## WORK TO DO
Each record below should be repeated precisely as written.

## DATA SUPPLIED
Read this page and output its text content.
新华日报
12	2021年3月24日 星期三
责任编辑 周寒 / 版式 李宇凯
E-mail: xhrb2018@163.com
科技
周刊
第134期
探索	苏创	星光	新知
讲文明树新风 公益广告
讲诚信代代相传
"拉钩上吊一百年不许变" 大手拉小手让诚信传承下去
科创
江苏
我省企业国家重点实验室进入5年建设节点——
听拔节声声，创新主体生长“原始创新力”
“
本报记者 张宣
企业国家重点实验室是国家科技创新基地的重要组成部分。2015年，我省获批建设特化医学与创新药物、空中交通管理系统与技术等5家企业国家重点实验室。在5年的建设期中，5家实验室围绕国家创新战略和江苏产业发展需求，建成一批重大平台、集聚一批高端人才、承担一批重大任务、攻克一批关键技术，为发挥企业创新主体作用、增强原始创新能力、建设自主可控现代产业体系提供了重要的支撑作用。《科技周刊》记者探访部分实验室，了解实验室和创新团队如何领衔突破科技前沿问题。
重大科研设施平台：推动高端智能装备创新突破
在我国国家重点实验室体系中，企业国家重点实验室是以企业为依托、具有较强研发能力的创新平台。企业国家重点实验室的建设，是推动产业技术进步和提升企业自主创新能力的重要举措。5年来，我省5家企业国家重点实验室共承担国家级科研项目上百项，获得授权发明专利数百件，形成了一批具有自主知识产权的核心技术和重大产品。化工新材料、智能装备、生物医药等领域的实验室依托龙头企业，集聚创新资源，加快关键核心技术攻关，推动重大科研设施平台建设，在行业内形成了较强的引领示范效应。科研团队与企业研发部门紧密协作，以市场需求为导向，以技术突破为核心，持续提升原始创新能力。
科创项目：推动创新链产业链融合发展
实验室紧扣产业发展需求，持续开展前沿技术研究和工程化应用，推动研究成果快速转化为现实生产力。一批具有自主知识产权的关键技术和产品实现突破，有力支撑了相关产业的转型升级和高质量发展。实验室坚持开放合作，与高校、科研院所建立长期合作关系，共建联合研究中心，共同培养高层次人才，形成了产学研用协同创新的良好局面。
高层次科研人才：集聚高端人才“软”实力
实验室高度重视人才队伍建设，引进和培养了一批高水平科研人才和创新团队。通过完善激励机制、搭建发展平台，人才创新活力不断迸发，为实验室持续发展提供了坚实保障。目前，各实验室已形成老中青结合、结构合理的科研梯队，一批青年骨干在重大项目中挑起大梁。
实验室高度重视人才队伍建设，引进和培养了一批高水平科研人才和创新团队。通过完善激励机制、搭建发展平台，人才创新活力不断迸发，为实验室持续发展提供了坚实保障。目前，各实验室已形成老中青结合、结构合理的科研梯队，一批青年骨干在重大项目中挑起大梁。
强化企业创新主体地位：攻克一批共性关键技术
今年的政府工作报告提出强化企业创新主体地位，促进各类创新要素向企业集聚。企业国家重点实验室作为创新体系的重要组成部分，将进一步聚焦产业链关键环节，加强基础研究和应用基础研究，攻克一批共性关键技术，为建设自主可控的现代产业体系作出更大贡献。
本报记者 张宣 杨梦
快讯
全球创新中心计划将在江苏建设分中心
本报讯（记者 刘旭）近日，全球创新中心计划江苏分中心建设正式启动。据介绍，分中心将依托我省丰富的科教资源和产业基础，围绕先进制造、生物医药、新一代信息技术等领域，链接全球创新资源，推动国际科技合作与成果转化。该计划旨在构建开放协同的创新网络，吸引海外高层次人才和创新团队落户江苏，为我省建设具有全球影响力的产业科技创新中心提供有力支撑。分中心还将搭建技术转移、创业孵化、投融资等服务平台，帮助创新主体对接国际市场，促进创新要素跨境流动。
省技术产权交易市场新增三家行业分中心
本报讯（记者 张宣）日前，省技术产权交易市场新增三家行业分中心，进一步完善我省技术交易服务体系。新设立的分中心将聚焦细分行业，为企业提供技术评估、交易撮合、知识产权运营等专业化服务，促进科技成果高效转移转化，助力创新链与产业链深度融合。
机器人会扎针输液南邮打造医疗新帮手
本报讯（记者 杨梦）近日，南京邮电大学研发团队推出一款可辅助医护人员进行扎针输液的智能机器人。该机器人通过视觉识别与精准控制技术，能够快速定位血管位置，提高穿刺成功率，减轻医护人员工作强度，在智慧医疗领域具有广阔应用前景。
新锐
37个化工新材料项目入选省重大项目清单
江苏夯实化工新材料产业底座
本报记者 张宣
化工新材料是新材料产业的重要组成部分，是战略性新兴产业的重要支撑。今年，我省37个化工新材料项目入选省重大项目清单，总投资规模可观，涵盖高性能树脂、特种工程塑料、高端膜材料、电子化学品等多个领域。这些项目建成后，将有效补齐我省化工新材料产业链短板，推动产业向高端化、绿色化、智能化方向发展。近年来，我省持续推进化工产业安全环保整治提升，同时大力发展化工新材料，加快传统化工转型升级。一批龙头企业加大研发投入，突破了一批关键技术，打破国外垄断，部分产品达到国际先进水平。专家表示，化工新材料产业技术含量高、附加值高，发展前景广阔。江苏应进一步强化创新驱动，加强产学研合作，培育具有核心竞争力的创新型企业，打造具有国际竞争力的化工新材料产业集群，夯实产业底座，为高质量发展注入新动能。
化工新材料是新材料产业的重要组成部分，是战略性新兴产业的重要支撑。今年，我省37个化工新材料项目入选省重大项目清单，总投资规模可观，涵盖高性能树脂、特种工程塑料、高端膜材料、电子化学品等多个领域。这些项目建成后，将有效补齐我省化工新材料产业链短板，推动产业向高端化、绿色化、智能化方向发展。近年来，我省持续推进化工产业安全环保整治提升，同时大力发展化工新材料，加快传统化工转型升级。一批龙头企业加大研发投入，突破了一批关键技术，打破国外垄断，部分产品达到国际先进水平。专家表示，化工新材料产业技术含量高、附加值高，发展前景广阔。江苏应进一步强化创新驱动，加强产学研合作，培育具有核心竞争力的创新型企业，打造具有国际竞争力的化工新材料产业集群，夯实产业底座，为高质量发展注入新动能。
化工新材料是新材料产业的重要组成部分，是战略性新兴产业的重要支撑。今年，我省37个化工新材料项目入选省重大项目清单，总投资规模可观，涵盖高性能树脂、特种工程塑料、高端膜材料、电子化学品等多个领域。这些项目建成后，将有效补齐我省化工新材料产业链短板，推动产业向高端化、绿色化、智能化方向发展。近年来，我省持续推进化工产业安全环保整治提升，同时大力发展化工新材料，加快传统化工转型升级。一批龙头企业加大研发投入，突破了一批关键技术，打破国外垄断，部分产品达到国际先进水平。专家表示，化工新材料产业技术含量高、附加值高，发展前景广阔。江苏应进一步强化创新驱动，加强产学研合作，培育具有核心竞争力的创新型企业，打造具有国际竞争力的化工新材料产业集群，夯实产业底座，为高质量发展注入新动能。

## SOLUTION FOR THIS PROBLEM
Read this page and output its text content.
新华日报
12	2021年3月24日 星期三
责任编辑 周寒 / 版式 李宇凯
E-mail: xhrb2018@163.com
科技
周刊
第134期
探索	苏创	星光	新知
讲文明树新风 公益广告
讲诚信代代相传
"拉钩上吊一百年不许变" 大手拉小手让诚信传承下去
科创
江苏
我省企业国家重点实验室进入5年建设节点——
听拔节声声，创新主体生长“原始创新力”
“
本报记者 张宣
企业国家重点实验室是国家科技创新基地的重要组成部分。2015年，我省获批建设特化医学与创新药物、空中交通管理系统与技术等5家企业国家重点实验室。在5年的建设期中，5家实验室围绕国家创新战略和江苏产业发展需求，建成一批重大平台、集聚一批高端人才、承担一批重大任务、攻克一批关键技术，为发挥企业创新主体作用、增强原始创新能力、建设自主可控现代产业体系提供了重要的支撑作用。《科技周刊》记者探访部分实验室，了解实验室和创新团队如何领衔突破科技前沿问题。
重大科研设施平台：推动高端智能装备创新突破
在我国国家重点实验室体系中，企业国家重点实验室是以企业为依托、具有较强研发能力的创新平台。企业国家重点实验室的建设，是推动产业技术进步和提升企业自主创新能力的重要举措。5年来，我省5家企业国家重点实验室共承担国家级科研项目上百项，获得授权发明专利数百件，形成了一批具有自主知识产权的核心技术和重大产品。化工新材料、智能装备、生物医药等领域的实验室依托龙头企业，集聚创新资源，加快关键核心技术攻关，推动重大科研设施平台建设，在行业内形成了较强的引领示范效应。科研团队与企业研发部门紧密协作，以市场需求为导向，以技术突破为核心，持续提升原始创新能力。
科创项目：推动创新链产业链融合发展
实验室紧扣产业发展需求，持续开展前沿技术研究和工程化应用，推动研究成果快速转化为现实生产力。一批具有自主知识产权的关键技术和产品实现突破，有力支撑了相关产业的转型升级和高质量发展。实验室坚持开放合作，与高校、科研院所建立长期合作关系，共建联合研究中心，共同培养高层次人才，形成了产学研用协同创新的良好局面。
高层次科研人才：集聚高端人才“软”实力
实验室高度重视人才队伍建设，引进和培养了一批高水平科研人才和创新团队。通过完善激励机制、搭建发展平台，人才创新活力不断迸发，为实验室持续发展提供了坚实保障。目前，各实验室已形成老中青结合、结构合理的科研梯队，一批青年骨干在重大项目中挑起大梁。
实验室高度重视人才队伍建设，引进和培养了一批高水平科研人才和创新团队。通过完善激励机制、搭建发展平台，人才创新活力不断迸发，为实验室持续发展提供了坚实保障。目前，各实验室已形成老中青结合、结构合理的科研梯队，一批青年骨干在重大项目中挑起大梁。
强化企业创新主体地位：攻克一批共性关键技术
今年的政府工作报告提出强化企业创新主体地位，促进各类创新要素向企业集聚。企业国家重点实验室作为创新体系的重要组成部分，将进一步聚焦产业链关键环节，加强基础研究和应用基础研究，攻克一批共性关键技术，为建设自主可控的现代产业体系作出更大贡献。
本报记者 张宣 杨梦
快讯
全球创新中心计划将在江苏建设分中心
本报讯（记者 刘旭）近日，全球创新中心计划江苏分中心建设正式启动。据介绍，分中心将依托我省丰富的科教资源和产业基础，围绕先进制造、生物医药、新一代信息技术等领域，链接全球创新资源，推动国际科技合作与成果转化。该计划旨在构建开放协同的创新网络，吸引海外高层次人才和创新团队落户江苏，为我省建设具有全球影响力的产业科技创新中心提供有力支撑。分中心还将搭建技术转移、创业孵化、投融资等服务平台，帮助创新主体对接国际市场，促进创新要素跨境流动。
省技术产权交易市场新增三家行业分中心
本报讯（记者 张宣）日前，省技术产权交易市场新增三家行业分中心，进一步完善我省技术交易服务体系。新设立的分中心将聚焦细分行业，为企业提供技术评估、交易撮合、知识产权运营等专业化服务，促进科技成果高效转移转化，助力创新链与产业链深度融合。
机器人会扎针输液南邮打造医疗新帮手
本报讯（记者 杨梦）近日，南京邮电大学研发团队推出一款可辅助医护人员进行扎针输液的智能机器人。该机器人通过视觉识别与精准控制技术，能够快速定位血管位置，提高穿刺成功率，减轻医护人员工作强度，在智慧医疗领域具有广阔应用前景。
新锐
37个化工新材料项目入选省重大项目清单
江苏夯实化工新材料产业底座
本报记者 张宣
化工新材料是新材料产业的重要组成部分，是战略性新兴产业的重要支撑。今年，我省37个化工新材料项目入选省重大项目清单，总投资规模可观，涵盖高性能树脂、特种工程塑料、高端膜材料、电子化学品等多个领域。这些项目建成后，将有效补齐我省化工新材料产业链短板，推动产业向高端化、绿色化、智能化方向发展。近年来，我省持续推进化工产业安全环保整治提升，同时大力发展化工新材料，加快传统化工转型升级。一批龙头企业加大研发投入，突破了一批关键技术，打破国外垄断，部分产品达到国际先进水平。专家表示，化工新材料产业技术含量高、附加值高，发展前景广阔。江苏应进一步强化创新驱动，加强产学研合作，培育具有核心竞争力的创新型企业，打造具有国际竞争力的化工新材料产业集群，夯实产业底座，为高质量发展注入新动能。
化工新材料是新材料产业的重要组成部分，是战略性新兴产业的重要支撑。今年，我省37个化工新材料项目入选省重大项目清单，总投资规模可观，涵盖高性能树脂、特种工程塑料、高端膜材料、电子化学品等多个领域。这些项目建成后，将有效补齐我省化工新材料产业链短板，推动产业向高端化、绿色化、智能化方向发展。近年来，我省持续推进化工产业安全环保整治提升，同时大力发展化工新材料，加快传统化工转型升级。一批龙头企业加大研发投入，突破了一批关键技术，打破国外垄断，部分产品达到国际先进水平。专家表示，化工新材料产业技术含量高、附加值高，发展前景广阔。江苏应进一步强化创新驱动，加强产学研合作，培育具有核心竞争力的创新型企业，打造具有国际竞争力的化工新材料产业集群，夯实产业底座，为高质量发展注入新动能。
化工新材料是新材料产业的重要组成部分，是战略性新兴产业的重要支撑。今年，我省37个化工新材料项目入选省重大项目清单，总投资规模可观，涵盖高性能树脂、特种工程塑料、高端膜材料、电子化学品等多个领域。这些项目建成后，将有效补齐我省化工新材料产业链短板，推动产业向高端化、绿色化、智能化方向发展。近年来，我省持续推进化工产业安全环保整治提升，同时大力发展化工新材料，加快传统化工转型升级。一批龙头企业加大研发投入，突破了一批关键技术，打破国外垄断，部分产品达到国际先进水平。专家表示，化工新材料产业技术含量高、附加值高，发展前景广阔。江苏应进一步强化创新驱动，加强产学研合作，培育具有核心竞争力的创新型企业，打造具有国际竞争力的化工新材料产业集群，夯实产业底座，为高质量发展注入新动能。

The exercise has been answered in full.